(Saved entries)
[Start]

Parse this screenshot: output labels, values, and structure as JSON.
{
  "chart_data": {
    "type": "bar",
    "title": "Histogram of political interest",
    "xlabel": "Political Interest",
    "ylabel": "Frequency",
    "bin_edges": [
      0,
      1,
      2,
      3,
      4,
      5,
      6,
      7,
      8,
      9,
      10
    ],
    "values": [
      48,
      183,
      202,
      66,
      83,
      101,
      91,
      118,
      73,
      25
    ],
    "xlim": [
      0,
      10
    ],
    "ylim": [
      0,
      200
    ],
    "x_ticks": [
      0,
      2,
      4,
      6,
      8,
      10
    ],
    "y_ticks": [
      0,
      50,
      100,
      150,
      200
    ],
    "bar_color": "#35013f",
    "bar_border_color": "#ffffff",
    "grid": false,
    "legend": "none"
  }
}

[End]

INSTRUCTIONS TO FOLLOW >> Filter the records for lines holding the string "values". Copy each one.

SOLUTION BELOW >>
Parse this screenshot: output labels, values, and structure as JSON.
    "values": [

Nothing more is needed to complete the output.